------ TASK INPUT

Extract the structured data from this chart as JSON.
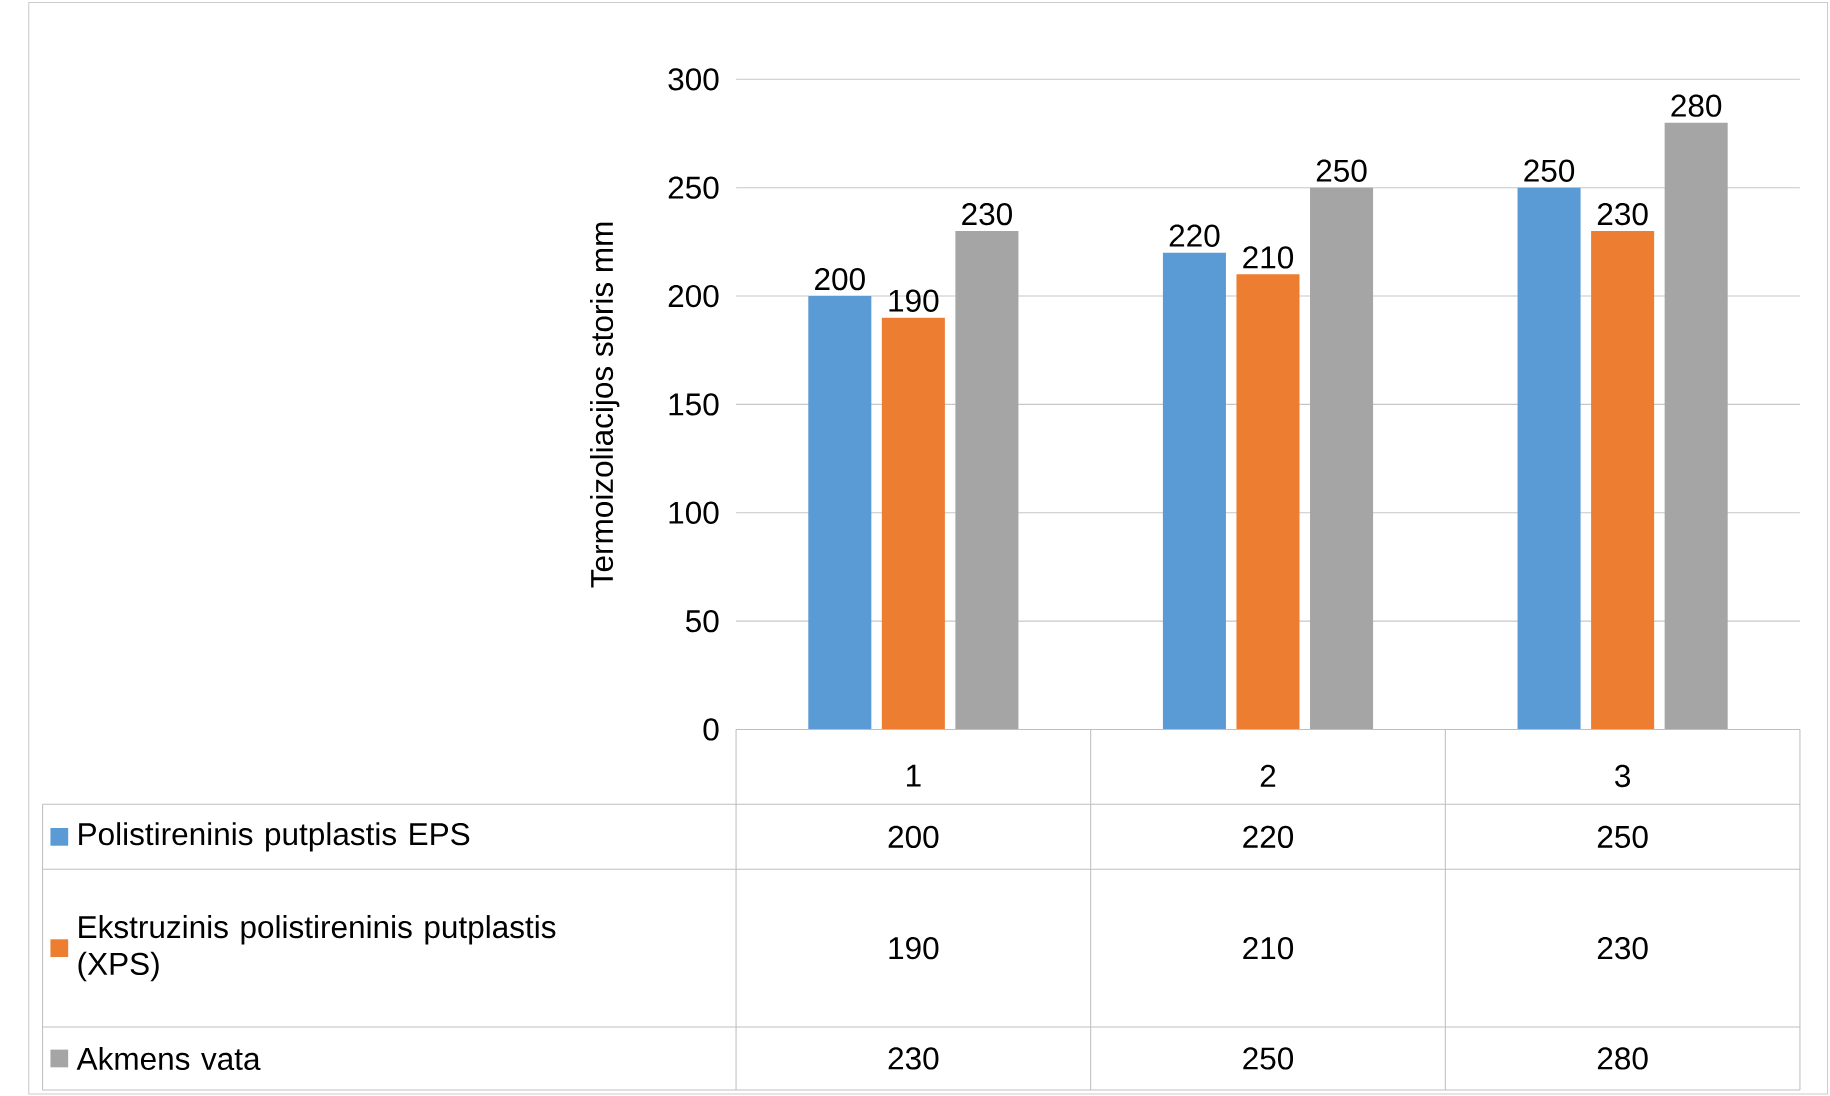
{
  "chart_data": {
    "type": "bar",
    "ylabel": "Termoizoliacijos storis mm",
    "categories": [
      "1",
      "2",
      "3"
    ],
    "series": [
      {
        "name": "Polistireninis putplastis EPS",
        "color": "#5b9bd5",
        "values": [
          200,
          220,
          250
        ],
        "value_labels": [
          "200",
          "220",
          "250"
        ]
      },
      {
        "name": "Ekstruzinis polistireninis putplastis (XPS)",
        "color": "#ed7d31",
        "values": [
          190,
          210,
          230
        ],
        "value_labels": [
          "190",
          "210",
          "230"
        ]
      },
      {
        "name": "Akmens vata",
        "color": "#a5a5a5",
        "values": [
          230,
          250,
          280
        ],
        "value_labels": [
          "230",
          "250",
          "280"
        ]
      }
    ],
    "ylim": [
      0,
      300
    ],
    "yticks": [
      0,
      50,
      100,
      150,
      200,
      250,
      300
    ],
    "grid": "y",
    "data_labels": true,
    "legend": "bottom"
  }
}
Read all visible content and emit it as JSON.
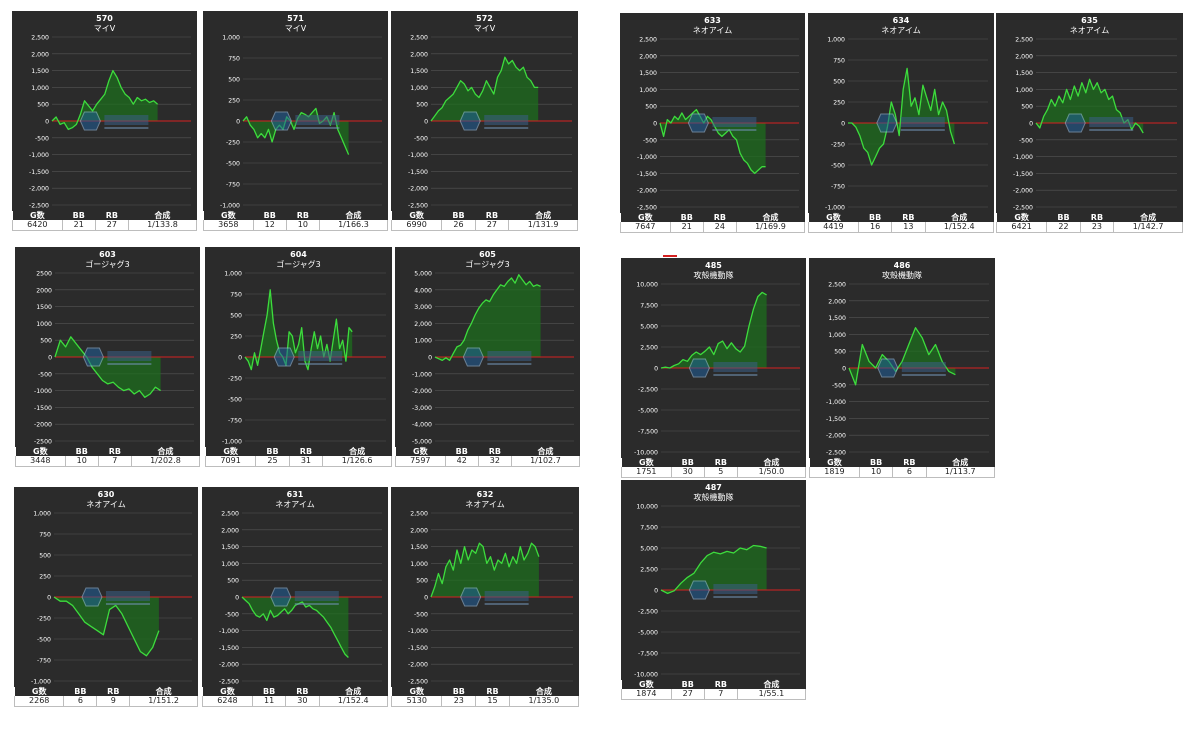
{
  "colors": {
    "panel": "#2b2b2b",
    "grid": "#555555",
    "line": "#3ddc3d",
    "fill": "#1e6e1e",
    "zero": "#d42020",
    "text": "#ffffff"
  },
  "stat_headers": [
    "G数",
    "BB",
    "RB",
    "合成"
  ],
  "chart_data": [
    {
      "type": "area",
      "number": "570",
      "machine": "マイV",
      "ylim": [
        -2500,
        2500
      ],
      "ticks": [
        2500,
        2000,
        1500,
        1000,
        500,
        0,
        -500,
        -1000,
        -1500,
        -2000,
        -2500
      ],
      "tick_labels": [
        "2,500",
        "2,000",
        "1,500",
        "1,000",
        "500",
        "0",
        "-500",
        "-1,000",
        "-1,500",
        "-2,000",
        "-2,500"
      ],
      "values": [
        0,
        120,
        -100,
        -50,
        -250,
        -200,
        -100,
        200,
        600,
        450,
        300,
        500,
        650,
        800,
        1200,
        1500,
        1300,
        1000,
        800,
        700,
        500,
        700,
        600,
        650,
        550,
        600,
        500
      ],
      "stats": {
        "games": "6420",
        "bb": "21",
        "rb": "27",
        "combined": "1/133.8"
      }
    },
    {
      "type": "area",
      "number": "571",
      "machine": "マイV",
      "ylim": [
        -1000,
        1000
      ],
      "ticks": [
        1000,
        750,
        500,
        250,
        0,
        -250,
        -500,
        -750,
        -1000
      ],
      "tick_labels": [
        "1,000",
        "750",
        "500",
        "250",
        "0",
        "-250",
        "-500",
        "-750",
        "-1,000"
      ],
      "values": [
        0,
        50,
        -50,
        -100,
        -200,
        -150,
        -200,
        -100,
        -250,
        -100,
        -50,
        -100,
        50,
        0,
        -100,
        30,
        100,
        80,
        50,
        100,
        150,
        -30,
        0,
        50,
        -50,
        100,
        -100,
        -200,
        -300,
        -400
      ],
      "stats": {
        "games": "3658",
        "bb": "12",
        "rb": "10",
        "combined": "1/166.3"
      }
    },
    {
      "type": "area",
      "number": "572",
      "machine": "マイV",
      "ylim": [
        -2500,
        2500
      ],
      "ticks": [
        2500,
        2000,
        1500,
        1000,
        500,
        0,
        -500,
        -1000,
        -1500,
        -2000,
        -2500
      ],
      "tick_labels": [
        "2,500",
        "2,000",
        "1,500",
        "1,000",
        "500",
        "0",
        "-500",
        "-1,000",
        "-1,500",
        "-2,000",
        "-2,500"
      ],
      "values": [
        0,
        150,
        300,
        400,
        600,
        700,
        800,
        1000,
        1200,
        1100,
        900,
        1000,
        800,
        700,
        900,
        1200,
        1000,
        800,
        1300,
        1500,
        1900,
        1700,
        1800,
        1600,
        1500,
        1600,
        1300,
        1200,
        1000,
        1000
      ],
      "stats": {
        "games": "6990",
        "bb": "26",
        "rb": "27",
        "combined": "1/131.9"
      }
    },
    {
      "type": "area",
      "number": "633",
      "machine": "ネオアイム",
      "ylim": [
        -2500,
        2500
      ],
      "ticks": [
        2500,
        2000,
        1500,
        1000,
        500,
        0,
        -500,
        -1000,
        -1500,
        -2000,
        -2500
      ],
      "tick_labels": [
        "2,500",
        "2,000",
        "1,500",
        "1,000",
        "500",
        "0",
        "-500",
        "-1,000",
        "-1,500",
        "-2,000",
        "-2,500"
      ],
      "values": [
        0,
        -400,
        100,
        0,
        200,
        100,
        300,
        100,
        200,
        300,
        400,
        200,
        0,
        200,
        100,
        -100,
        -300,
        -400,
        -300,
        -200,
        -400,
        -500,
        -900,
        -1100,
        -1200,
        -1400,
        -1500,
        -1400,
        -1300,
        -1300
      ],
      "stats": {
        "games": "7647",
        "bb": "21",
        "rb": "24",
        "combined": "1/169.9"
      }
    },
    {
      "type": "area",
      "number": "634",
      "machine": "ネオアイム",
      "ylim": [
        -1000,
        1000
      ],
      "ticks": [
        1000,
        750,
        500,
        250,
        0,
        -250,
        -500,
        -750,
        -1000
      ],
      "tick_labels": [
        "1,000",
        "750",
        "500",
        "250",
        "0",
        "-250",
        "-500",
        "-750",
        "-1,000"
      ],
      "values": [
        0,
        0,
        -50,
        -150,
        -300,
        -350,
        -500,
        -400,
        -300,
        -250,
        -50,
        250,
        100,
        -150,
        400,
        650,
        200,
        300,
        100,
        450,
        300,
        150,
        400,
        100,
        250,
        150,
        -100,
        -250
      ],
      "stats": {
        "games": "4419",
        "bb": "16",
        "rb": "13",
        "combined": "1/152.4"
      }
    },
    {
      "type": "area",
      "number": "635",
      "machine": "ネオアイム",
      "ylim": [
        -2500,
        2500
      ],
      "ticks": [
        2500,
        2000,
        1500,
        1000,
        500,
        0,
        -500,
        -1000,
        -1500,
        -2000,
        -2500
      ],
      "tick_labels": [
        "2,500",
        "2,000",
        "1,500",
        "1,000",
        "500",
        "0",
        "-500",
        "-1,000",
        "-1,500",
        "-2,000",
        "-2,500"
      ],
      "values": [
        0,
        -150,
        200,
        400,
        700,
        500,
        800,
        600,
        1000,
        700,
        1100,
        800,
        1200,
        900,
        1300,
        1000,
        1200,
        900,
        1000,
        700,
        800,
        400,
        300,
        0,
        100,
        -200,
        0,
        -100,
        -300
      ],
      "stats": {
        "games": "6421",
        "bb": "22",
        "rb": "23",
        "combined": "1/142.7"
      }
    },
    {
      "type": "area",
      "number": "603",
      "machine": "ゴージャグ3",
      "ylim": [
        -2500,
        2500
      ],
      "ticks": [
        2500,
        2000,
        1500,
        1000,
        500,
        0,
        -500,
        -1000,
        -1500,
        -2000,
        -2500
      ],
      "tick_labels": [
        "2500",
        "2000",
        "1500",
        "1000",
        "500",
        "0",
        "-500",
        "-1000",
        "-1500",
        "-2000",
        "-2500"
      ],
      "values": [
        0,
        500,
        300,
        600,
        400,
        200,
        0,
        -300,
        -500,
        -700,
        -800,
        -750,
        -900,
        -1000,
        -950,
        -1100,
        -1000,
        -1200,
        -1100,
        -900,
        -1000
      ],
      "stats": {
        "games": "3448",
        "bb": "10",
        "rb": "7",
        "combined": "1/202.8"
      }
    },
    {
      "type": "area",
      "number": "604",
      "machine": "ゴージャグ3",
      "ylim": [
        -1000,
        1000
      ],
      "ticks": [
        1000,
        750,
        500,
        250,
        0,
        -250,
        -500,
        -750,
        -1000
      ],
      "tick_labels": [
        "1,000",
        "750",
        "500",
        "250",
        "0",
        "-250",
        "-500",
        "-750",
        "-1,000"
      ],
      "values": [
        0,
        -50,
        -150,
        50,
        -100,
        100,
        300,
        500,
        800,
        400,
        200,
        50,
        0,
        -100,
        300,
        250,
        50,
        150,
        350,
        -50,
        -150,
        100,
        300,
        100,
        250,
        0,
        150,
        -50,
        200,
        450,
        100,
        200,
        -50,
        350,
        300
      ],
      "stats": {
        "games": "7091",
        "bb": "25",
        "rb": "31",
        "combined": "1/126.6"
      }
    },
    {
      "type": "area",
      "number": "605",
      "machine": "ゴージャグ3",
      "ylim": [
        -5000,
        5000
      ],
      "ticks": [
        5000,
        4000,
        3000,
        2000,
        1000,
        0,
        -1000,
        -2000,
        -3000,
        -4000,
        -5000
      ],
      "tick_labels": [
        "5,000",
        "4,000",
        "3,000",
        "2,000",
        "1,000",
        "0",
        "-1,000",
        "-2,000",
        "-3,000",
        "-4,000",
        "-5,000"
      ],
      "values": [
        0,
        -100,
        -200,
        -50,
        -200,
        200,
        600,
        700,
        1000,
        1600,
        2000,
        2500,
        2900,
        3200,
        3400,
        3300,
        3700,
        4000,
        4300,
        4200,
        4500,
        4700,
        4400,
        4900,
        4600,
        4300,
        4500,
        4200,
        4300,
        4200
      ],
      "stats": {
        "games": "7597",
        "bb": "42",
        "rb": "32",
        "combined": "1/102.7"
      }
    },
    {
      "type": "area",
      "number": "485",
      "machine": "攻殻機動隊",
      "ylim": [
        -10000,
        10000
      ],
      "ticks": [
        10000,
        7500,
        5000,
        2500,
        0,
        -2500,
        -5000,
        -7500,
        -10000
      ],
      "tick_labels": [
        "10,000",
        "7,500",
        "5,000",
        "2,500",
        "0",
        "-2,500",
        "-5,000",
        "-7,500",
        "-10,000"
      ],
      "values": [
        0,
        100,
        0,
        300,
        500,
        1000,
        800,
        1500,
        1900,
        1600,
        2000,
        2500,
        1600,
        2900,
        3200,
        2300,
        3000,
        2300,
        1900,
        2600,
        5000,
        7000,
        8500,
        9000,
        8700
      ],
      "stats": {
        "games": "1751",
        "bb": "30",
        "rb": "5",
        "combined": "1/50.0"
      }
    },
    {
      "type": "area",
      "number": "486",
      "machine": "攻殻機動隊",
      "ylim": [
        -2500,
        2500
      ],
      "ticks": [
        2500,
        2000,
        1500,
        1000,
        500,
        0,
        -500,
        -1000,
        -1500,
        -2000,
        -2500
      ],
      "tick_labels": [
        "2,500",
        "2,000",
        "1,500",
        "1,000",
        "500",
        "0",
        "-500",
        "-1,000",
        "-1,500",
        "-2,000",
        "-2,500"
      ],
      "values": [
        0,
        -500,
        700,
        200,
        0,
        400,
        200,
        -100,
        200,
        700,
        1200,
        900,
        400,
        700,
        200,
        -100,
        -200
      ],
      "stats": {
        "games": "1819",
        "bb": "10",
        "rb": "6",
        "combined": "1/113.7"
      }
    },
    {
      "type": "area",
      "number": "630",
      "machine": "ネオアイム",
      "ylim": [
        -1000,
        1000
      ],
      "ticks": [
        1000,
        750,
        500,
        250,
        0,
        -250,
        -500,
        -750,
        -1000
      ],
      "tick_labels": [
        "1,000",
        "750",
        "500",
        "250",
        "0",
        "-250",
        "-500",
        "-750",
        "-1,000"
      ],
      "values": [
        0,
        -50,
        -50,
        -100,
        -200,
        -300,
        -350,
        -400,
        -450,
        -150,
        -100,
        -200,
        -350,
        -500,
        -650,
        -700,
        -600,
        -400
      ],
      "stats": {
        "games": "2268",
        "bb": "6",
        "rb": "9",
        "combined": "1/151.2"
      }
    },
    {
      "type": "area",
      "number": "631",
      "machine": "ネオアイム",
      "ylim": [
        -2500,
        2500
      ],
      "ticks": [
        2500,
        2000,
        1500,
        1000,
        500,
        0,
        -500,
        -1000,
        -1500,
        -2000,
        -2500
      ],
      "tick_labels": [
        "2,500",
        "2,000",
        "1,500",
        "1,000",
        "500",
        "0",
        "-500",
        "-1,000",
        "-1,500",
        "-2,000",
        "-2,500"
      ],
      "values": [
        0,
        -100,
        -200,
        -400,
        -550,
        -600,
        -500,
        -700,
        -400,
        -600,
        -550,
        -450,
        -350,
        -500,
        -400,
        -250,
        -200,
        -150,
        -300,
        -250,
        -350,
        -400,
        -500,
        -600,
        -750,
        -900,
        -1100,
        -1300,
        -1500,
        -1700,
        -1800
      ],
      "stats": {
        "games": "6248",
        "bb": "11",
        "rb": "30",
        "combined": "1/152.4"
      }
    },
    {
      "type": "area",
      "number": "632",
      "machine": "ネオアイム",
      "ylim": [
        -2500,
        2500
      ],
      "ticks": [
        2500,
        2000,
        1500,
        1000,
        500,
        0,
        -500,
        -1000,
        -1500,
        -2000,
        -2500
      ],
      "tick_labels": [
        "2,500",
        "2,000",
        "1,500",
        "1,000",
        "500",
        "0",
        "-500",
        "-1,000",
        "-1,500",
        "-2,000",
        "-2,500"
      ],
      "values": [
        0,
        300,
        700,
        400,
        900,
        1100,
        800,
        1400,
        1000,
        1500,
        1100,
        1400,
        1300,
        1600,
        1500,
        1000,
        1200,
        800,
        1100,
        1000,
        1300,
        900,
        1200,
        1000,
        1500,
        1100,
        1300,
        1600,
        1500,
        1200
      ],
      "stats": {
        "games": "5130",
        "bb": "23",
        "rb": "15",
        "combined": "1/135.0"
      }
    },
    {
      "type": "area",
      "number": "487",
      "machine": "攻殻機動隊",
      "ylim": [
        -10000,
        10000
      ],
      "ticks": [
        10000,
        7500,
        5000,
        2500,
        0,
        -2500,
        -5000,
        -7500,
        -10000
      ],
      "tick_labels": [
        "10,000",
        "7,500",
        "5,000",
        "2,500",
        "0",
        "-2,500",
        "-5,000",
        "-7,500",
        "-10,000"
      ],
      "values": [
        0,
        -400,
        -100,
        800,
        1500,
        2000,
        3200,
        4100,
        4500,
        4300,
        4600,
        4400,
        5000,
        4800,
        5300,
        5200,
        5000
      ],
      "stats": {
        "games": "1874",
        "bb": "27",
        "rb": "7",
        "combined": "1/55.1"
      }
    }
  ]
}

------------

• **WRITTEN TASK**: Gather from the entries above all lines that include the string "putplastis".

• **ANSWER IN FULL**:
        "name": "Polistireninis putplastis EPS",
        "name": "Ekstruzinis polistireninis putplastis (XPS)",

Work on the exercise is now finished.